Problem: Rewrite the lines below so that every "elements" becomes "items", changing nothing else, and leave the pictures out of your answer.
--- start Input data ---
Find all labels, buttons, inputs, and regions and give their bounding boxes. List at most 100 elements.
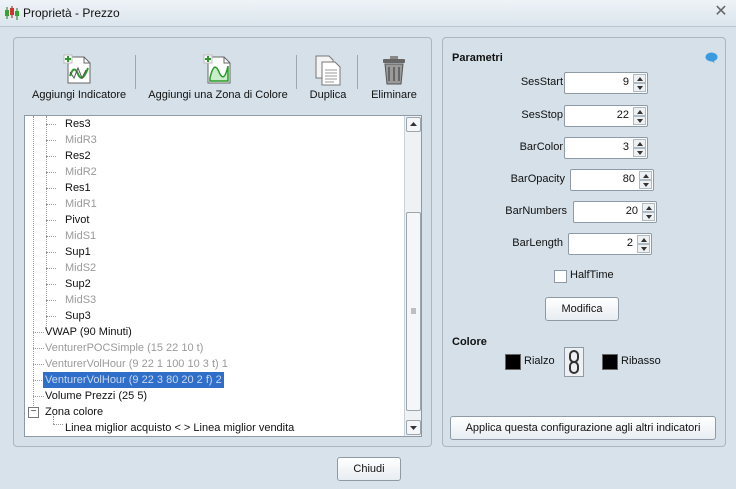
tree-item[interactable]: MidS3 (65, 292, 96, 308)
close-button[interactable]: Chiudi (337, 457, 401, 481)
tree-item[interactable]: Res1 (65, 180, 91, 196)
add-color-zone-icon (203, 54, 231, 84)
tree-connector (46, 124, 56, 125)
window-title: Proprietà - Prezzo (23, 6, 120, 20)
tree-item[interactable]: Linea miglior acquisto < > Linea miglior… (65, 420, 294, 436)
tree-item[interactable]: MidS2 (65, 260, 96, 276)
toolbar-separator (135, 55, 136, 89)
properties-panel: Parametri SesStart 9 SesStop 22 BarColor… (442, 37, 726, 447)
tree-item-selected[interactable]: VenturerVolHour (9 22 3 80 20 2 f) 2 (43, 372, 224, 388)
chevron-up-icon (410, 122, 417, 126)
barlength-label: BarLength (512, 237, 563, 249)
tree-connector (46, 316, 56, 317)
barlength-value: 2 (626, 237, 633, 249)
tree-connector (33, 364, 44, 365)
spin-down-button[interactable] (633, 148, 646, 157)
tree-item[interactable]: Res3 (65, 116, 91, 132)
halftime-label: HalfTime (570, 269, 614, 281)
tree-item[interactable]: MidR3 (65, 132, 97, 148)
sesstop-label: SesStop (521, 109, 563, 121)
scroll-thumb[interactable] (406, 212, 421, 411)
scroll-down-button[interactable] (406, 420, 421, 435)
spin-down-button[interactable] (639, 180, 652, 189)
baropacity-spinner[interactable]: 80 (570, 169, 654, 191)
baropacity-value: 80 (622, 173, 635, 185)
colors-title: Colore (452, 336, 487, 348)
tree-item[interactable]: Sup2 (65, 276, 91, 292)
rise-color-swatch[interactable] (505, 354, 521, 370)
fall-label: Ribasso (621, 355, 661, 367)
toolbar-separator (357, 55, 358, 89)
sesstart-spinner[interactable]: 9 (564, 72, 648, 94)
tree-connector (46, 156, 56, 157)
duplicate-label: Duplica (309, 89, 347, 101)
candlestick-icon (4, 5, 20, 21)
duplicate-icon (315, 55, 341, 86)
tree-item[interactable]: VenturerVolHour (9 22 1 100 10 3 t) 1 (45, 356, 228, 372)
add-color-zone-button[interactable]: Aggiungi una Zona di Colore (147, 54, 289, 101)
halftime-checkbox[interactable] (554, 270, 567, 283)
tree-item[interactable]: VWAP (90 Minuti) (45, 324, 132, 340)
delete-button[interactable]: Eliminare (368, 54, 420, 101)
chain-link-icon[interactable] (564, 347, 584, 377)
spin-up-button[interactable] (642, 203, 655, 212)
spin-down-button[interactable] (637, 244, 650, 253)
scroll-up-button[interactable] (406, 117, 421, 132)
barnumbers-label: BarNumbers (505, 205, 567, 217)
add-indicator-button[interactable]: Aggiungi Indicatore (32, 54, 127, 101)
tree-connector (46, 116, 47, 328)
spin-up-button[interactable] (637, 235, 650, 244)
tree-connector (46, 204, 56, 205)
tree-connector (33, 396, 44, 397)
grip-icon (411, 308, 416, 314)
spin-up-button[interactable] (633, 139, 646, 148)
tree-item[interactable]: Sup3 (65, 308, 91, 324)
apply-to-others-button[interactable]: Applica questa configurazione agli altri… (450, 416, 716, 440)
tree-item[interactable]: MidR1 (65, 196, 97, 212)
indicators-panel: Aggiungi Indicatore Aggiungi una Zona di… (13, 37, 432, 447)
duplicate-button[interactable]: Duplica (305, 54, 351, 101)
tree-item[interactable]: Volume Prezzi (25 5) (45, 388, 147, 404)
spin-up-button[interactable] (633, 107, 646, 116)
tree-item[interactable]: MidR2 (65, 164, 97, 180)
tree-item[interactable]: Res2 (65, 148, 91, 164)
spin-down-button[interactable] (633, 83, 646, 92)
parameters-title: Parametri (452, 52, 503, 64)
rise-label: Rialzo (524, 355, 555, 367)
title-bar: Proprietà - Prezzo ✕ (0, 0, 736, 27)
barlength-spinner[interactable]: 2 (568, 233, 652, 255)
baropacity-label: BarOpacity (510, 173, 565, 185)
delete-label: Eliminare (371, 89, 417, 101)
tree-item[interactable]: VenturerPOCSimple (15 22 10 t) (45, 340, 203, 356)
tree-item[interactable]: MidS1 (65, 228, 96, 244)
sesstop-value: 22 (616, 109, 629, 121)
tree-item[interactable]: Zona colore (45, 404, 103, 420)
chevron-down-icon (410, 426, 417, 430)
tree-connector (46, 220, 56, 221)
tree-connector (33, 332, 44, 333)
sesstop-spinner[interactable]: 22 (564, 105, 648, 127)
spin-down-button[interactable] (633, 116, 646, 125)
spin-up-button[interactable] (633, 74, 646, 83)
collapse-toggle[interactable]: − (28, 407, 39, 418)
sesstart-value: 9 (622, 76, 629, 88)
fall-color-swatch[interactable] (602, 354, 618, 370)
tree-item[interactable]: Pivot (65, 212, 89, 228)
tree-connector (46, 268, 56, 269)
indicator-tree[interactable]: Res3 MidR3 Res2 MidR2 Res1 MidR1 Pivot M… (24, 115, 422, 437)
add-indicator-label: Aggiungi Indicatore (32, 89, 127, 101)
add-color-zone-label: Aggiungi una Zona di Colore (148, 89, 288, 101)
modify-button[interactable]: Modifica (545, 297, 619, 321)
barnumbers-spinner[interactable]: 20 (573, 201, 657, 223)
help-bubble-icon[interactable] (705, 52, 718, 67)
tree-connector (46, 188, 56, 189)
toolbar-separator (296, 55, 297, 89)
sesstart-label: SesStart (520, 76, 563, 88)
tree-item[interactable]: Sup1 (65, 244, 91, 260)
close-icon[interactable]: ✕ (712, 3, 730, 21)
tree-scrollbar[interactable] (404, 116, 421, 436)
spin-down-button[interactable] (642, 212, 655, 221)
barcolor-value: 3 (622, 141, 629, 153)
spin-up-button[interactable] (639, 171, 652, 180)
barcolor-spinner[interactable]: 3 (564, 137, 648, 159)
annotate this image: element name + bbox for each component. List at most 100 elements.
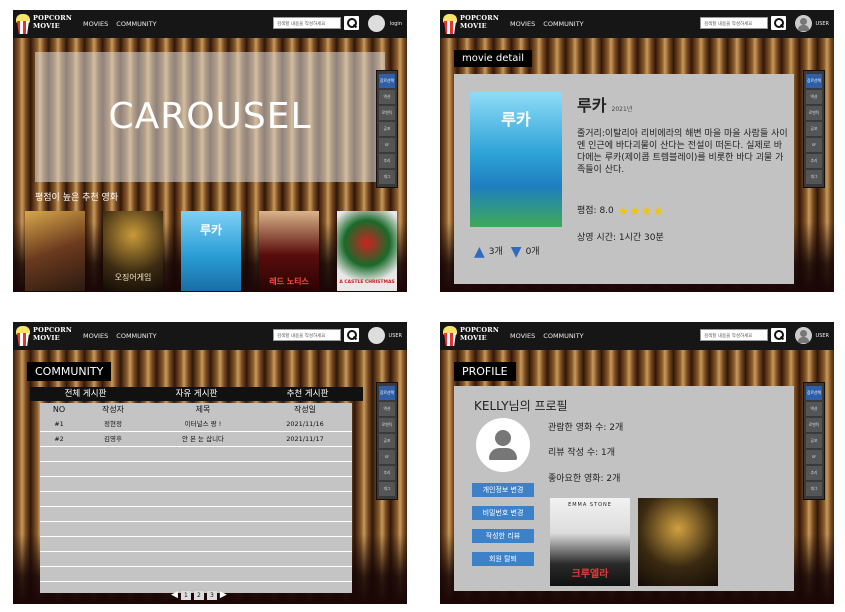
--- end Input data ---
Reply:
Find all labels, buttons, inputs, and regions and give their bounding boxes. List at most 100 items.
tree-item[interactable]: MidS3 (65, 292, 96, 308)
close-button[interactable]: Chiudi (337, 457, 401, 481)
tree-item[interactable]: Res1 (65, 180, 91, 196)
add-color-zone-icon (203, 54, 231, 84)
tree-connector (46, 124, 56, 125)
window-title: Proprietà - Prezzo (23, 6, 120, 20)
tree-item[interactable]: Linea miglior acquisto < > Linea miglior… (65, 420, 294, 436)
tree-item[interactable]: MidS2 (65, 260, 96, 276)
toolbar-separator (135, 55, 136, 89)
properties-panel: Parametri SesStart 9 SesStop 22 BarColor… (442, 37, 726, 447)
tree-item-selected[interactable]: VenturerVolHour (9 22 3 80 20 2 f) 2 (43, 372, 224, 388)
chevron-up-icon (410, 122, 417, 126)
barlength-label: BarLength (512, 237, 563, 249)
tree-connector (46, 316, 56, 317)
barlength-value: 2 (626, 237, 633, 249)
tree-connector (33, 364, 44, 365)
spin-down-button[interactable] (633, 148, 646, 157)
tree-item[interactable]: Res3 (65, 116, 91, 132)
halftime-label: HalfTime (570, 269, 614, 281)
tree-item[interactable]: MidR3 (65, 132, 97, 148)
sesstop-label: SesStop (521, 109, 563, 121)
scroll-thumb[interactable] (406, 212, 421, 411)
scroll-down-button[interactable] (406, 420, 421, 435)
spin-down-button[interactable] (639, 180, 652, 189)
baropacity-spinner[interactable]: 80 (570, 169, 654, 191)
baropacity-value: 80 (622, 173, 635, 185)
colors-title: Colore (452, 336, 487, 348)
tree-item[interactable]: Sup2 (65, 276, 91, 292)
rise-color-swatch[interactable] (505, 354, 521, 370)
fall-label: Ribasso (621, 355, 661, 367)
toolbar-separator (357, 55, 358, 89)
sesstart-spinner[interactable]: 9 (564, 72, 648, 94)
tree-connector (46, 156, 56, 157)
duplicate-label: Duplica (309, 89, 347, 101)
candlestick-icon (4, 5, 20, 21)
duplicate-icon (315, 55, 341, 86)
tree-item[interactable]: VenturerVolHour (9 22 1 100 10 3 t) 1 (45, 356, 228, 372)
add-color-zone-button[interactable]: Aggiungi una Zona di Colore (147, 54, 289, 101)
halftime-checkbox[interactable] (554, 270, 567, 283)
tree-item[interactable]: VWAP (90 Minuti) (45, 324, 132, 340)
delete-button[interactable]: Eliminare (368, 54, 420, 101)
chain-link-icon[interactable] (564, 347, 584, 377)
spin-up-button[interactable] (642, 203, 655, 212)
spin-down-button[interactable] (637, 244, 650, 253)
scroll-up-button[interactable] (406, 117, 421, 132)
barnumbers-label: BarNumbers (505, 205, 567, 217)
add-indicator-button[interactable]: Aggiungi Indicatore (32, 54, 127, 101)
tree-connector (46, 116, 47, 328)
spin-up-button[interactable] (637, 235, 650, 244)
tree-connector (46, 204, 56, 205)
tree-connector (33, 396, 44, 397)
grip-icon (411, 308, 416, 314)
spin-up-button[interactable] (633, 139, 646, 148)
tree-item[interactable]: Sup3 (65, 308, 91, 324)
apply-to-others-button[interactable]: Applica questa configurazione agli altri… (450, 416, 716, 440)
tree-item[interactable]: MidR1 (65, 196, 97, 212)
indicators-panel: Aggiungi Indicatore Aggiungi una Zona di… (13, 37, 432, 447)
duplicate-button[interactable]: Duplica (305, 54, 351, 101)
tree-item[interactable]: Volume Prezzi (25 5) (45, 388, 147, 404)
spin-up-button[interactable] (633, 107, 646, 116)
tree-item[interactable]: MidR2 (65, 164, 97, 180)
tree-item[interactable]: Res2 (65, 148, 91, 164)
spin-down-button[interactable] (633, 83, 646, 92)
parameters-title: Parametri (452, 52, 503, 64)
rise-label: Rialzo (524, 355, 555, 367)
title-bar: Proprietà - Prezzo ✕ (0, 0, 736, 27)
barlength-spinner[interactable]: 2 (568, 233, 652, 255)
baropacity-label: BarOpacity (510, 173, 565, 185)
delete-label: Eliminare (371, 89, 417, 101)
tree-item[interactable]: VenturerPOCSimple (15 22 10 t) (45, 340, 203, 356)
tree-item[interactable]: MidS1 (65, 228, 96, 244)
sesstop-value: 22 (616, 109, 629, 121)
tree-item[interactable]: Zona colore (45, 404, 103, 420)
chevron-down-icon (410, 426, 417, 430)
tree-connector (46, 220, 56, 221)
tree-connector (33, 332, 44, 333)
sesstop-spinner[interactable]: 22 (564, 105, 648, 127)
spin-down-button[interactable] (633, 116, 646, 125)
spin-up-button[interactable] (633, 74, 646, 83)
collapse-toggle[interactable]: − (28, 407, 39, 418)
sesstart-value: 9 (622, 76, 629, 88)
fall-color-swatch[interactable] (602, 354, 618, 370)
tree-item[interactable]: Pivot (65, 212, 89, 228)
tree-connector (46, 268, 56, 269)
indicator-tree[interactable]: Res3 MidR3 Res2 MidR2 Res1 MidR1 Pivot M… (24, 115, 422, 437)
add-indicator-label: Aggiungi Indicatore (32, 89, 127, 101)
add-color-zone-label: Aggiungi una Zona di Colore (148, 89, 288, 101)
modify-button[interactable]: Modifica (545, 297, 619, 321)
barnumbers-spinner[interactable]: 20 (573, 201, 657, 223)
help-bubble-icon[interactable] (705, 52, 718, 67)
tree-connector (46, 188, 56, 189)
toolbar-separator (296, 55, 297, 89)
sesstart-label: SesStart (520, 76, 563, 88)
tree-item[interactable]: Sup1 (65, 244, 91, 260)
close-icon[interactable]: ✕ (712, 3, 730, 21)
tree-scrollbar[interactable] (404, 116, 421, 436)
spin-down-button[interactable] (642, 212, 655, 221)
barcolor-value: 3 (622, 141, 629, 153)
spin-up-button[interactable] (639, 171, 652, 180)
barcolor-spinner[interactable]: 3 (564, 137, 648, 159)
annotate this image: element name + bbox for each component. List at most 100 items.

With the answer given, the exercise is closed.